The answer is one number: how many lines hold the string "ylabel".

---*---

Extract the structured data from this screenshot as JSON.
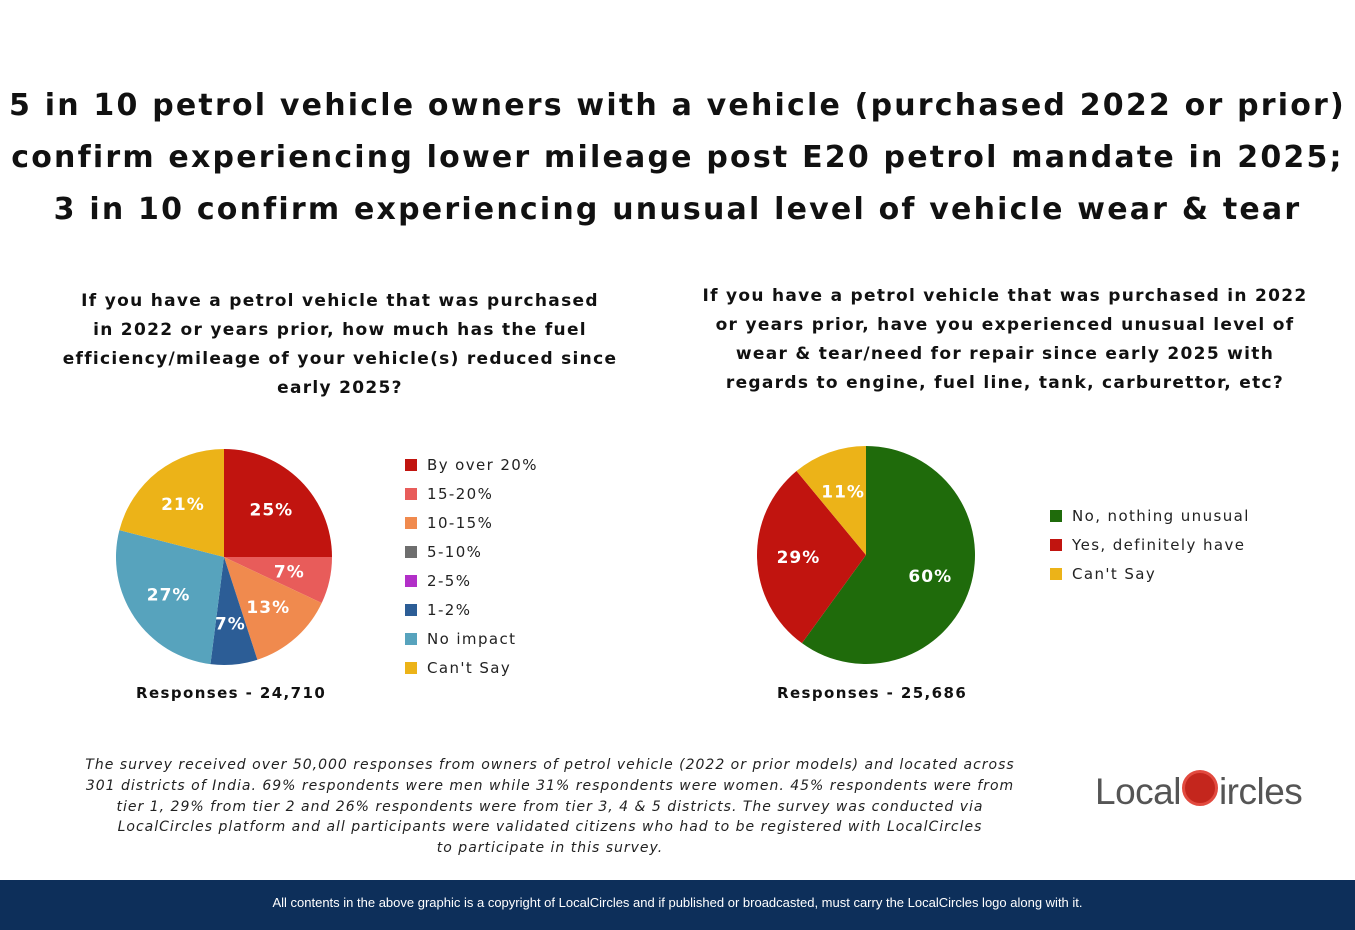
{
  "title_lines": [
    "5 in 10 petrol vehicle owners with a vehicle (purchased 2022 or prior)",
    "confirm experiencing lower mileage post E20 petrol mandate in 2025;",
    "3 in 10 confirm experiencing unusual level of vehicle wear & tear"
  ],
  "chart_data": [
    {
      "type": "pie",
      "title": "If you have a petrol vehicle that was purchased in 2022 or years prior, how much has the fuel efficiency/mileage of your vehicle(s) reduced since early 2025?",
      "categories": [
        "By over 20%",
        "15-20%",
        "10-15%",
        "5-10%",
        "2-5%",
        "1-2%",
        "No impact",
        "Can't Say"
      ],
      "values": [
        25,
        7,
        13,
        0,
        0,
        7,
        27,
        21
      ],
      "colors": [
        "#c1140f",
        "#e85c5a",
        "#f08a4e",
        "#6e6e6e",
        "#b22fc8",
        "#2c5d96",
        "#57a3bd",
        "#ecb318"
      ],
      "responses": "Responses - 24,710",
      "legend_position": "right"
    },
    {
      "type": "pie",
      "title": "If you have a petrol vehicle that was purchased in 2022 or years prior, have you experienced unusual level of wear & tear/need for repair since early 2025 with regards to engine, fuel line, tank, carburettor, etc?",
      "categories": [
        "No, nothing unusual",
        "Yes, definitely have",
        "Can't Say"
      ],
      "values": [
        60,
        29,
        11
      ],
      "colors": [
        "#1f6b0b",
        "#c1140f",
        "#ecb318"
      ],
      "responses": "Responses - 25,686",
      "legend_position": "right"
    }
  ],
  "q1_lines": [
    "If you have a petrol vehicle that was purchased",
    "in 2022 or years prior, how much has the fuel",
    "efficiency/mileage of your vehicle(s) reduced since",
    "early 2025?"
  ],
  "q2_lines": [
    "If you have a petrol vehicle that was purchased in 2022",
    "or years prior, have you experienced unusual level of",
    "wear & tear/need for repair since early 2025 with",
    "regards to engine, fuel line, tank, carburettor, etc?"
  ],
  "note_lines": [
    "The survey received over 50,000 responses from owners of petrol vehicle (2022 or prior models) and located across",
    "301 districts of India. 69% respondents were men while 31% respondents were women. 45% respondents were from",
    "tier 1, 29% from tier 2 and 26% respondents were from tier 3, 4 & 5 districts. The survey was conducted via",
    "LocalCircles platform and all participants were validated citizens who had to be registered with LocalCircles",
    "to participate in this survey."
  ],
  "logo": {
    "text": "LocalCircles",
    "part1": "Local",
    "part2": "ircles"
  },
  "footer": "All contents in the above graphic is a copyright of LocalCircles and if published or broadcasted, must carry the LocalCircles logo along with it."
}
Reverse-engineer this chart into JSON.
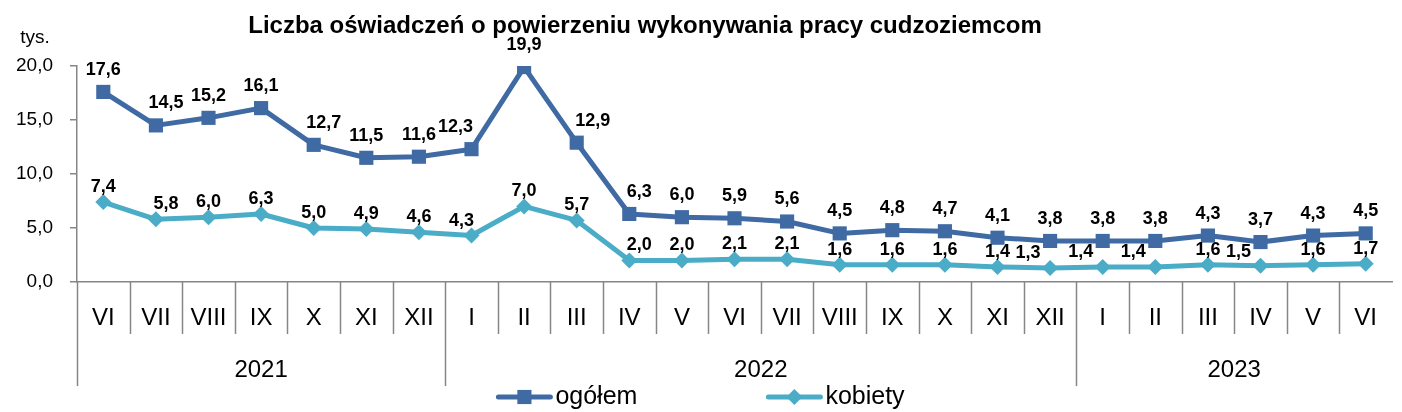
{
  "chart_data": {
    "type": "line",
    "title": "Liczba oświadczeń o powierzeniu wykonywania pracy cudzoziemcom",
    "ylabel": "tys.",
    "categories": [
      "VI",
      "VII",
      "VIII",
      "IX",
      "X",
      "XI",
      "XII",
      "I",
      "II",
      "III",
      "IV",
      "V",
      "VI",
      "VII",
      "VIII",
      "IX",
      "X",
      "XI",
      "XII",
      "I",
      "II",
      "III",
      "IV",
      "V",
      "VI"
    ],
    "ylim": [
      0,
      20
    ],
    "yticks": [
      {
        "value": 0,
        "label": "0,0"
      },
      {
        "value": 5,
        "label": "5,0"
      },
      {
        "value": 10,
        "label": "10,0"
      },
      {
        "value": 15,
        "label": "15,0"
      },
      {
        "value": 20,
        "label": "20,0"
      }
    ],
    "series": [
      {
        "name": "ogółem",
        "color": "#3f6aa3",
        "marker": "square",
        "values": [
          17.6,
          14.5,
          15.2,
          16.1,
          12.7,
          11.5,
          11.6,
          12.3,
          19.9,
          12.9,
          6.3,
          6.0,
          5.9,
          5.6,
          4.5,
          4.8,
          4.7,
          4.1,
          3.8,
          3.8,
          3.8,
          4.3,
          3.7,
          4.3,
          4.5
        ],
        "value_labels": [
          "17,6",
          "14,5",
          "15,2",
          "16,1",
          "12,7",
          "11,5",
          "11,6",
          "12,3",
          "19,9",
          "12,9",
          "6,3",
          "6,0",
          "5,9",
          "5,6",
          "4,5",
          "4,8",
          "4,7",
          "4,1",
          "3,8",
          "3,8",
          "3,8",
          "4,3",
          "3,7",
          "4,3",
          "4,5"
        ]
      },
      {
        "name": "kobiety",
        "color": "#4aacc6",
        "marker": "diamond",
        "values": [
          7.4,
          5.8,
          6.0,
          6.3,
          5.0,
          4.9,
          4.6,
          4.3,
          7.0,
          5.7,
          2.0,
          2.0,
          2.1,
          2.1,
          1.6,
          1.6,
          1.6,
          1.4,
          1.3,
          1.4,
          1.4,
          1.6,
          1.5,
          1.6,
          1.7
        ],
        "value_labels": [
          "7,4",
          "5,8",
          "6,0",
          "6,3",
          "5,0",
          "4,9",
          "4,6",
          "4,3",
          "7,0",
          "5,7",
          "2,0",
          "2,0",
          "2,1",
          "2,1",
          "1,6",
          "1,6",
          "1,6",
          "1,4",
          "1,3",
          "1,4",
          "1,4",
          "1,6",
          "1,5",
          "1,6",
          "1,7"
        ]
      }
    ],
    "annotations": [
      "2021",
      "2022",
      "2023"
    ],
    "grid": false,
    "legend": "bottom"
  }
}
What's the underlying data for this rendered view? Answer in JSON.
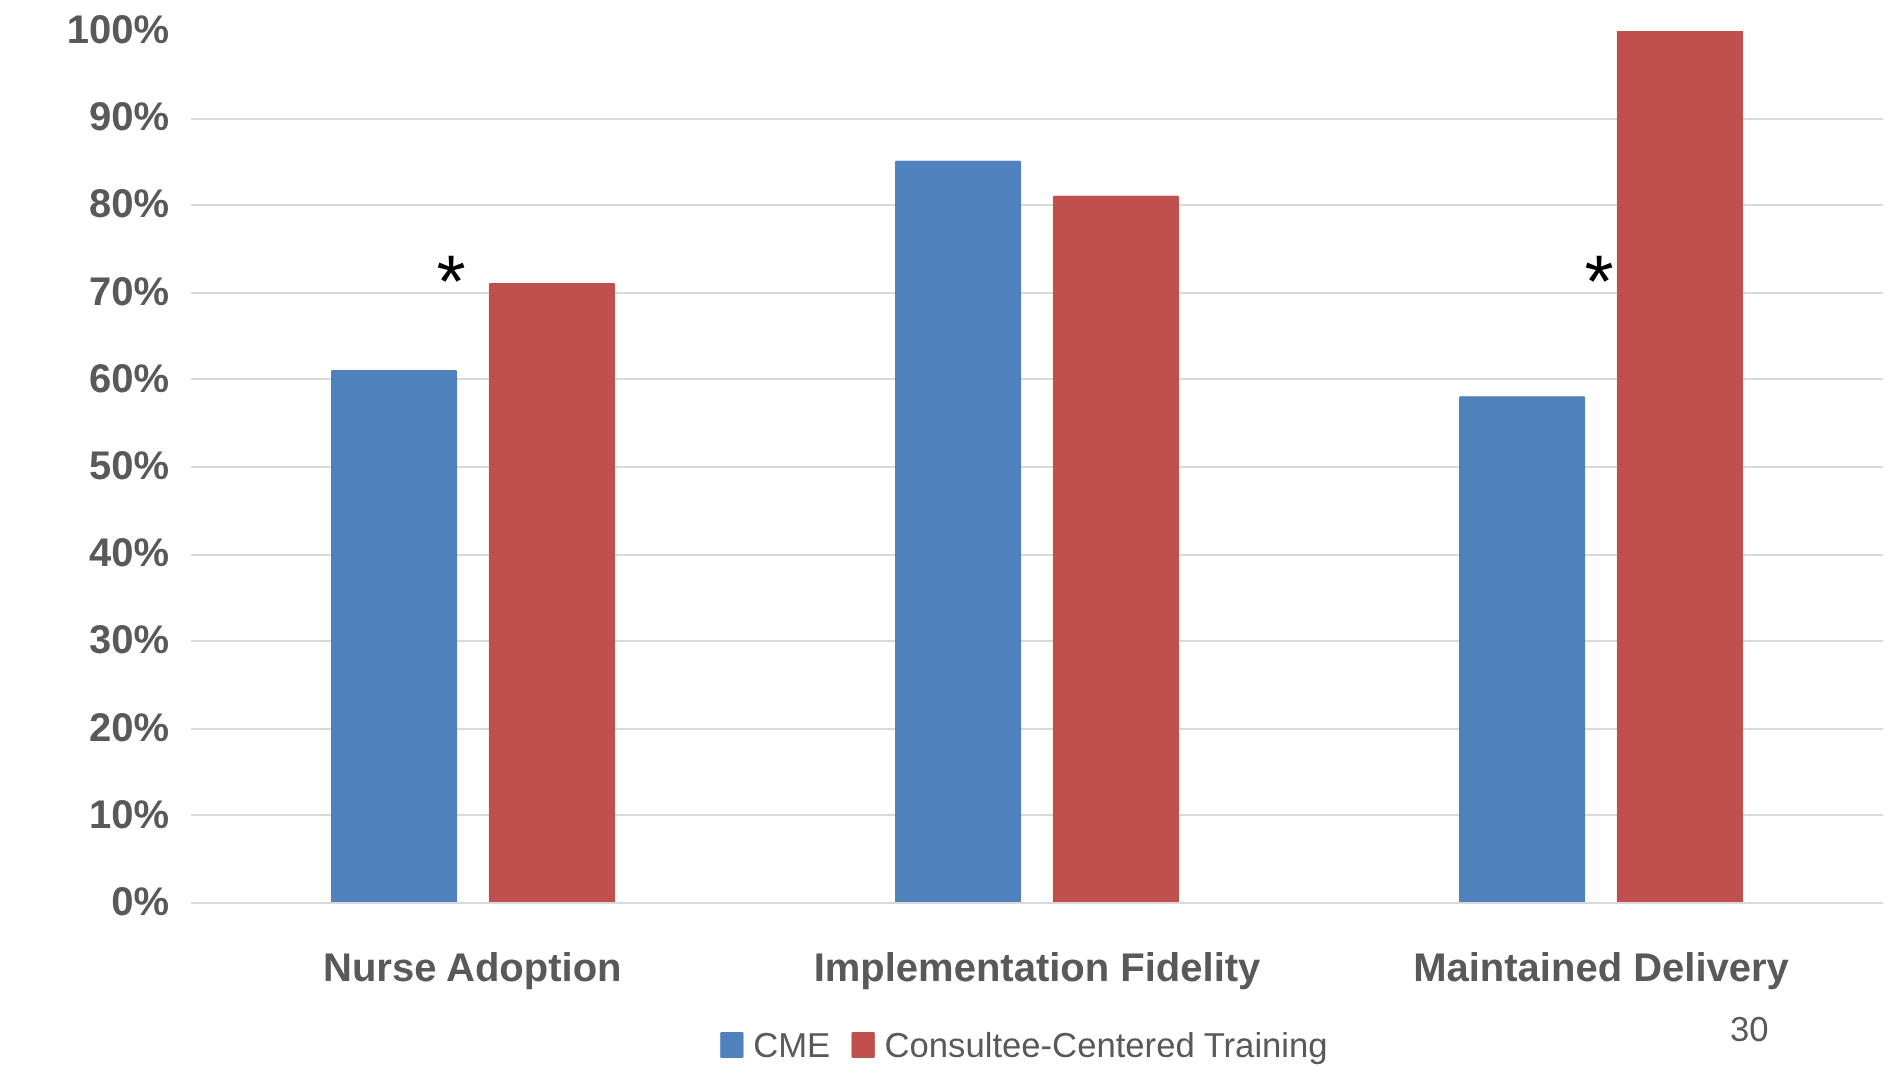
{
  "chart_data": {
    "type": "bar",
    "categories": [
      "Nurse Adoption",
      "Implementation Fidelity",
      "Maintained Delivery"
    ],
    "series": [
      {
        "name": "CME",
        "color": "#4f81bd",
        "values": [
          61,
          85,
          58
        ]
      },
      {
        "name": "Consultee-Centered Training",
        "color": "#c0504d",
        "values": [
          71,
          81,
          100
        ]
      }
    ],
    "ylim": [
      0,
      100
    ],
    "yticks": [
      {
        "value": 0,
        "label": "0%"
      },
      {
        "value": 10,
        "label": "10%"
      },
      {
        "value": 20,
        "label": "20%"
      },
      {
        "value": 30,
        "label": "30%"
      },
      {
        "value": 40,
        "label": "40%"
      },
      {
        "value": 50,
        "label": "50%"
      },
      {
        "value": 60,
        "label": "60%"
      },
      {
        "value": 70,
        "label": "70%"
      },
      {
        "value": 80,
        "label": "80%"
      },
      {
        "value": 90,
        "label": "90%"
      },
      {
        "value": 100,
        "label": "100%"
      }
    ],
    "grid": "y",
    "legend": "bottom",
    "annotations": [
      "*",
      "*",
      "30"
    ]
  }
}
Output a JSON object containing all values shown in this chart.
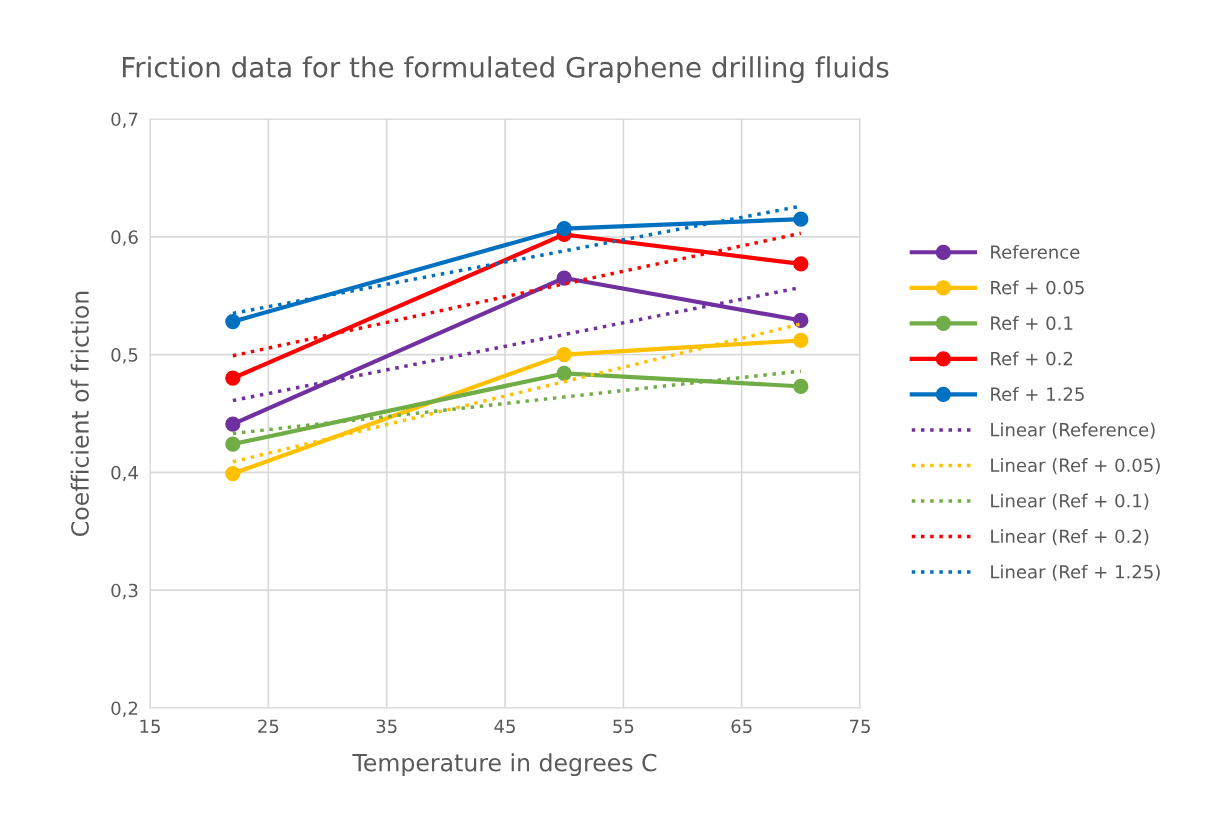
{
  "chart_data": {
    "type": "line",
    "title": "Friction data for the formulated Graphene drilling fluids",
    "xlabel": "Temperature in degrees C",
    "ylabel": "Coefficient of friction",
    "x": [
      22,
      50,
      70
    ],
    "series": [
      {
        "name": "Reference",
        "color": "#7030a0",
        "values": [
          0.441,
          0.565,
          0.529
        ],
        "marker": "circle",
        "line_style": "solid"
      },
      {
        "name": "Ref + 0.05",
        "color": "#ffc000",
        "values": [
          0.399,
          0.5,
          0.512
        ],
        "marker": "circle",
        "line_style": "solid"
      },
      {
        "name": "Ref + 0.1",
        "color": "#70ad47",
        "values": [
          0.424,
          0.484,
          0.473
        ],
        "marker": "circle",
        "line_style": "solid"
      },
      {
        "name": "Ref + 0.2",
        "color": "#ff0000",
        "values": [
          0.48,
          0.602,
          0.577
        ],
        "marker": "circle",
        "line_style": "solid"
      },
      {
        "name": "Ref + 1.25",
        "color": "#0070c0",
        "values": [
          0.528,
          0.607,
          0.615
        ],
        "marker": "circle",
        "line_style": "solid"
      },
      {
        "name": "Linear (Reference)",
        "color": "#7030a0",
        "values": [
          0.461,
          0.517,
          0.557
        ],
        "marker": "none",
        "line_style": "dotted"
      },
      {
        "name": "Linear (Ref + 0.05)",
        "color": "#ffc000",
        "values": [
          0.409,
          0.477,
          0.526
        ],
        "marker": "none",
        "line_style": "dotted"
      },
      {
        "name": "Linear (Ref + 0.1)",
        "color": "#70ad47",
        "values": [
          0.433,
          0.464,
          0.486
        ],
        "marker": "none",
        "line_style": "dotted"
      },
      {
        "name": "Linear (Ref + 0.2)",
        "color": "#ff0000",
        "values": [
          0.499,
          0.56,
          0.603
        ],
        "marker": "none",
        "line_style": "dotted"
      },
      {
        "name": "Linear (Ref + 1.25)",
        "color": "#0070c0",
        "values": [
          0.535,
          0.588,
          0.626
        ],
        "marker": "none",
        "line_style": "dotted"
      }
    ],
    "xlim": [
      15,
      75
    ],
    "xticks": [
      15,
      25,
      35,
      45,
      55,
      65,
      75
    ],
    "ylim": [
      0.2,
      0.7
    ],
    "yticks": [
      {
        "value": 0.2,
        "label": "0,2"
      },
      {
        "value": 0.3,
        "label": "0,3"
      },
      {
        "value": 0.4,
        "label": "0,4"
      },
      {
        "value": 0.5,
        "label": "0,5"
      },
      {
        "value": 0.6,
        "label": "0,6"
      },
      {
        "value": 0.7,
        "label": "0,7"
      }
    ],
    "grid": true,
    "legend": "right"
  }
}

---*---

*Task response*
2